#### DATA SHOWN

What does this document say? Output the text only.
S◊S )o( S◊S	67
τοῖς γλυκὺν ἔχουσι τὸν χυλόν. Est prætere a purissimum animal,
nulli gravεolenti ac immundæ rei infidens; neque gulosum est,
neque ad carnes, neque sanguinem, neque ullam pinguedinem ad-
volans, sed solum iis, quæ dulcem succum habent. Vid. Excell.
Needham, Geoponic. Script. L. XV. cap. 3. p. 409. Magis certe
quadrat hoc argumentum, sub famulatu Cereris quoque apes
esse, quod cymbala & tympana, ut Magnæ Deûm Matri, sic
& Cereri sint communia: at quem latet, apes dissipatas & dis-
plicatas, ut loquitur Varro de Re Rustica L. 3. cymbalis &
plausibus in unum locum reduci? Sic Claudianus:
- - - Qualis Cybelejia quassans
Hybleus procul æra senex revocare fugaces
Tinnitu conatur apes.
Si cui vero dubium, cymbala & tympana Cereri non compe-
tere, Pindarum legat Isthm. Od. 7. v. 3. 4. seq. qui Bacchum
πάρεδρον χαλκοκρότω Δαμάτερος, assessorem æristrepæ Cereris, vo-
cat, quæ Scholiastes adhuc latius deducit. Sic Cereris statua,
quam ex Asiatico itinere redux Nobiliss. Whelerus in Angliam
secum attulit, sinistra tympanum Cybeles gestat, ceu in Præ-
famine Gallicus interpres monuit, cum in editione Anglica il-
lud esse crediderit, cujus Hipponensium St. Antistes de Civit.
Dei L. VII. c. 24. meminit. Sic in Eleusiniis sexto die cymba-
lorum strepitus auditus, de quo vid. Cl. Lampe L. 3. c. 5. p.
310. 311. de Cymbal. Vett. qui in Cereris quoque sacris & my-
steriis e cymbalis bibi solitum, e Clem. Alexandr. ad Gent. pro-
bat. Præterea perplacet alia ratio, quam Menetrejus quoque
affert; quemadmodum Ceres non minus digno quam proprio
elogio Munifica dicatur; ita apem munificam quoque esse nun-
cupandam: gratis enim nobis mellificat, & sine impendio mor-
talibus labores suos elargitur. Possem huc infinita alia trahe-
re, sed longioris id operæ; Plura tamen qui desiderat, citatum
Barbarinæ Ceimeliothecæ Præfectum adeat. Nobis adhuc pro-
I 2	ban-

########
#### DATA SHOWN

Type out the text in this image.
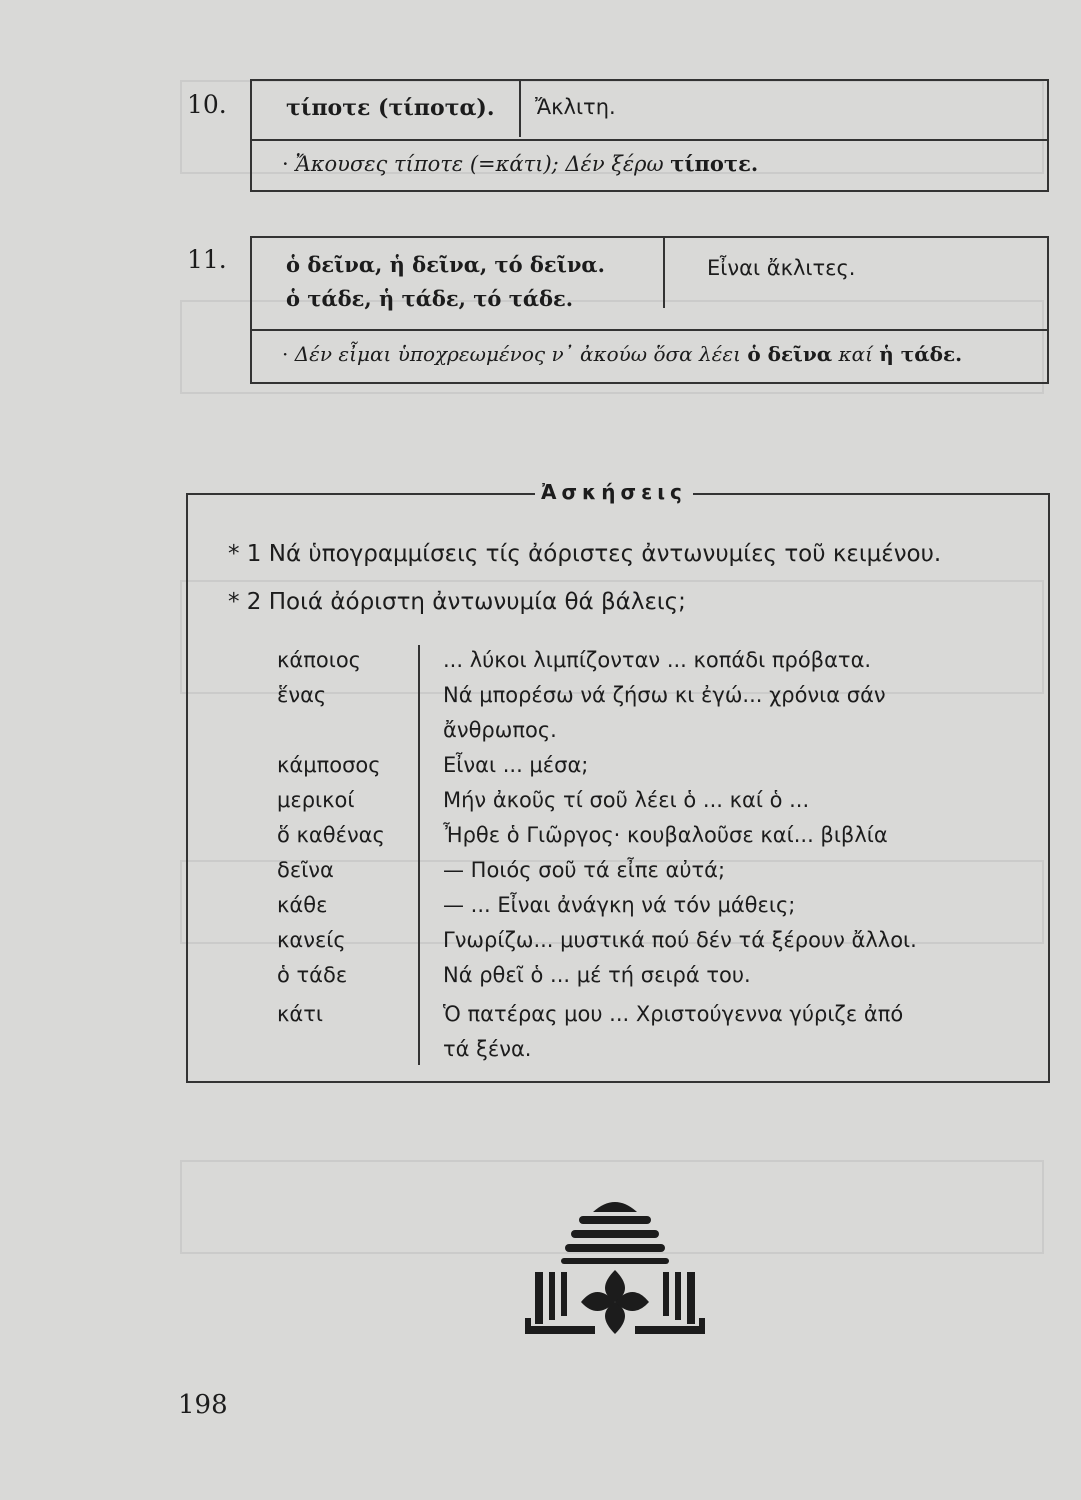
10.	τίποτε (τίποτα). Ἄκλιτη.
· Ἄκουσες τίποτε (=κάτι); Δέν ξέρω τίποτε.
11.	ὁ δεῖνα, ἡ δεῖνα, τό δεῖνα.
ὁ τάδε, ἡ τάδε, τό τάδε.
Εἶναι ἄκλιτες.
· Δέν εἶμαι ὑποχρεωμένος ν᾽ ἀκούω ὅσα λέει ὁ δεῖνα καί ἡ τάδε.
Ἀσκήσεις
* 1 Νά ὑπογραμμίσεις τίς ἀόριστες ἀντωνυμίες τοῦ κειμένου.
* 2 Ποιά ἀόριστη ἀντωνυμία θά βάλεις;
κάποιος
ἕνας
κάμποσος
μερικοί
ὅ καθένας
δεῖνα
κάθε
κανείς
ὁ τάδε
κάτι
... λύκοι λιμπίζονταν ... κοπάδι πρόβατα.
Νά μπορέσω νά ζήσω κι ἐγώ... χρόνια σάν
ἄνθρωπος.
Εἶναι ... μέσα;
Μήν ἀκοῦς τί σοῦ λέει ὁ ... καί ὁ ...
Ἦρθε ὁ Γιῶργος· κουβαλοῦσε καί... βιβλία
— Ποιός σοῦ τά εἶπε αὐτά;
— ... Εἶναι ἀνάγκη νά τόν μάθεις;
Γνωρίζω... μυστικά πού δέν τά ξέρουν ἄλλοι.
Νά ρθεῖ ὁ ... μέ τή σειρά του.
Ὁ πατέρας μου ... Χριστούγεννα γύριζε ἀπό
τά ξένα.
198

########

Report the count of lines in the entries that contain the string "cymbala", and nothing besides it.

2